Trecho de origem
——

Classificados • 19:29h • 06 de janeiro de 2026
Mais de 230 mil vagas: 2026 deve marcar boom de concursos públicos
Levantamento aponta mais de 230 mil vagas previstas para 2026 em seleções federais, estaduais e municipais
Jornalista: Luis Potenza MTb 37.357 | Com informações da M2 Comunicação Jurídica | Foto: Arquivo/Âncora1
O ano de 2026 deve marcar um dos períodos mais intensos para concursos públicos no Brasil nos últimos dez anos. Um levantamento nacional da Associação de Apoio aos Concursos e Exames, a Aconexa, projeta a abertura de mais de 230 mil vagas ao longo do ano, somando oportunidades nas esferas federal, estadual e municipal. A estimativa considera dados públicos, autorizações em andamento, déficit de servidores e projeções orçamentárias já aprovadas.
Segundo a entidade, o volume expressivo de vagas está diretamente ligado a fatores estruturais da administração pública, como aposentadorias represadas nos últimos anos, recomposição de quadros em áreas essenciais e criação de novos cargos. O cenário indica um ciclo de reposição necessário para manter o funcionamento de serviços estratégicos do Estado.
De acordo com Marco Antonio Araujo Jr., presidente da Aconexa, o movimento não é pontual e tende a se espalhar por diferentes setores. Ele explica que o estudo aponta expectativa de mais de 230 mil vagas em todo o país, impulsionadas principalmente pela necessidade de recomposição de pessoal. Para ele, trata-se de um ajuste inevitável após anos de restrições, contingenciamentos e acúmulo de aposentadorias.

——

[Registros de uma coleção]
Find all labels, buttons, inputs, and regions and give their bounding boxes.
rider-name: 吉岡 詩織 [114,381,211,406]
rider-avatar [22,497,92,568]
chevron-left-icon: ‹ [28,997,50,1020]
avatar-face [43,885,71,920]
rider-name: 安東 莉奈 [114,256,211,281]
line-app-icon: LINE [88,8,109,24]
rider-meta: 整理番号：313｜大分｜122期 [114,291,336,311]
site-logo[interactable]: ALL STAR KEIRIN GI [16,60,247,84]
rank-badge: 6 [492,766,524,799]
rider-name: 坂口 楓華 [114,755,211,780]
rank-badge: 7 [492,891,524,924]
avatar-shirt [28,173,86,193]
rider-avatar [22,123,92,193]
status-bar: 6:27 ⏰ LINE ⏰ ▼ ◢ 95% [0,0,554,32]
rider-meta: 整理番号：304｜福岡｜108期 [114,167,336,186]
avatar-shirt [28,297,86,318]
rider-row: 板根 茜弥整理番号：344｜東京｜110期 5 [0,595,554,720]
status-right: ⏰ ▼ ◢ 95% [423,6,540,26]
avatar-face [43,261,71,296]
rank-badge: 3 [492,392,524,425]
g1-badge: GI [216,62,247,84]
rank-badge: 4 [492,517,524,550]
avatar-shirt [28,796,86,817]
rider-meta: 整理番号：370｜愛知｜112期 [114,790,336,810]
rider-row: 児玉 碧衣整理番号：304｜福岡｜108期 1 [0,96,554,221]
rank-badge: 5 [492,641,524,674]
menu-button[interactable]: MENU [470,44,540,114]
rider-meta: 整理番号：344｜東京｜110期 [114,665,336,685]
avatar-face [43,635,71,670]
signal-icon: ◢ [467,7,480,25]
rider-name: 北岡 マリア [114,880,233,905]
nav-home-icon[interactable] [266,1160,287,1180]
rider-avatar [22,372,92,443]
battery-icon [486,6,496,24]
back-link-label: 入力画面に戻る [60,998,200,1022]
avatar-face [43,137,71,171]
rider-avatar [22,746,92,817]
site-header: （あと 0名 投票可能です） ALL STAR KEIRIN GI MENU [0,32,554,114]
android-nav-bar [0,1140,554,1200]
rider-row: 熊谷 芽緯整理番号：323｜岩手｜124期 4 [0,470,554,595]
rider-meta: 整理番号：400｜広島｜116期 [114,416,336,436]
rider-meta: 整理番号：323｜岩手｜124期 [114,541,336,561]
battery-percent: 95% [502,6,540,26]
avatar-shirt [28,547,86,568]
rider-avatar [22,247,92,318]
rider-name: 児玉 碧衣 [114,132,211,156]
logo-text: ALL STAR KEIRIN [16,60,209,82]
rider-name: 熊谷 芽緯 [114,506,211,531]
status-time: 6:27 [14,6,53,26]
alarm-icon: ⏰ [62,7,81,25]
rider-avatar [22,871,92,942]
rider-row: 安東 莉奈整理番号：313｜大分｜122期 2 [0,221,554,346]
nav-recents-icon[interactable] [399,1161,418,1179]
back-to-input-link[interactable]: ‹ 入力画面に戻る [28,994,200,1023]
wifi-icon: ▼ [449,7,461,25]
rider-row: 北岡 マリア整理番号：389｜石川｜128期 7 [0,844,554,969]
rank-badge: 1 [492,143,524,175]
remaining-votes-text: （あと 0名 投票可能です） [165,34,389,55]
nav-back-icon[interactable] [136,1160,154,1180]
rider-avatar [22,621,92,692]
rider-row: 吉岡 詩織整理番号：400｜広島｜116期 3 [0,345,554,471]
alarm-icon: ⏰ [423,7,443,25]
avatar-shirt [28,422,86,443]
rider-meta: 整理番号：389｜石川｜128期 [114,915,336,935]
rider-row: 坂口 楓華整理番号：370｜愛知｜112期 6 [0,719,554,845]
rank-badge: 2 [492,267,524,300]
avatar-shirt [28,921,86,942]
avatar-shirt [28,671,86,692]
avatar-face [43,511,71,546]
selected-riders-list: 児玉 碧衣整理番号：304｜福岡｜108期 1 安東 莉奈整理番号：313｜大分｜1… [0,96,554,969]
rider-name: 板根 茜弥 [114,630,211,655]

——

Descrição do problema
Transcreva tudo o que vai de "De acordo com" até "acúmulo de aposentadorias." na reportagem sobre concursos públicos, substituindo "presidente" por "diretor-geral".

Área de resposta
De acordo com Marco Antonio Araujo Jr., diretor-geral da Aconexa, o movimento não é pontual e tende a se espalhar por diferentes setores. Ele explica que o estudo aponta expectativa de mais de 230 mil vagas em todo o país, impulsionadas principalmente pela necessidade de recomposição de pessoal. Para ele, trata-se de um ajuste inevitável após anos de restrições, contingenciamentos e acúmulo de aposentadorias.